» TASK OBJECTIVE:
Below are records. Count every line containing the word "loss" and give the number alone.
** Start of MATERIAL FOR THIS TASK **
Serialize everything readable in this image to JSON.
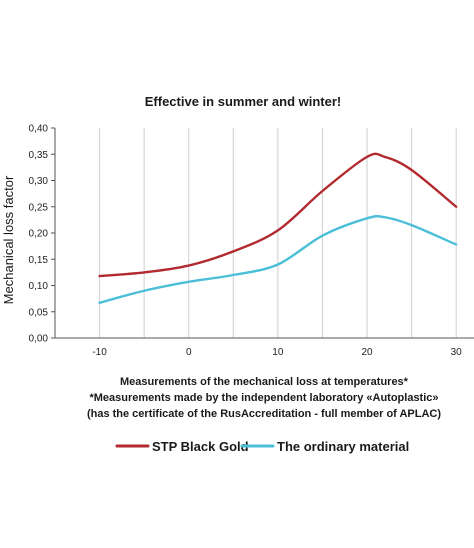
{
  "chart_data": {
    "type": "line",
    "title": "Effective in summer and winter!",
    "xlabel_lines": [
      "Measurements of the mechanical loss at temperatures*",
      "*Measurements made by the independent laboratory «Autoplastic»",
      "(has the certificate of the RusAccreditation - full member of APLAC)"
    ],
    "ylabel": "Mechanical loss factor",
    "xlim": [
      -15,
      32
    ],
    "ylim": [
      0,
      0.4
    ],
    "x_ticks": [
      -10,
      0,
      10,
      20,
      30
    ],
    "x_tick_labels": [
      "-10",
      "0",
      "10",
      "20",
      "30"
    ],
    "y_ticks": [
      0,
      0.05,
      0.1,
      0.15,
      0.2,
      0.25,
      0.3,
      0.35,
      0.4
    ],
    "y_tick_labels": [
      "0,00",
      "0,05",
      "0,10",
      "0,15",
      "0,20",
      "0,25",
      "0,30",
      "0,35",
      "0,40"
    ],
    "grid": "vertical",
    "legend_position": "bottom",
    "series": [
      {
        "name": "STP Black Gold",
        "color": "#b22a30",
        "x": [
          -10,
          -5,
          0,
          5,
          10,
          15,
          20,
          22,
          25,
          30
        ],
        "y": [
          0.118,
          0.125,
          0.138,
          0.165,
          0.205,
          0.28,
          0.345,
          0.345,
          0.32,
          0.25
        ]
      },
      {
        "name": "The ordinary material",
        "color": "#4bbfd8",
        "x": [
          -10,
          -5,
          0,
          5,
          10,
          15,
          20,
          22,
          25,
          30
        ],
        "y": [
          0.067,
          0.09,
          0.107,
          0.12,
          0.14,
          0.195,
          0.228,
          0.23,
          0.215,
          0.178
        ]
      }
    ]
  }
}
** End of MATERIAL FOR THIS TASK **
» IN RESPONSE:
2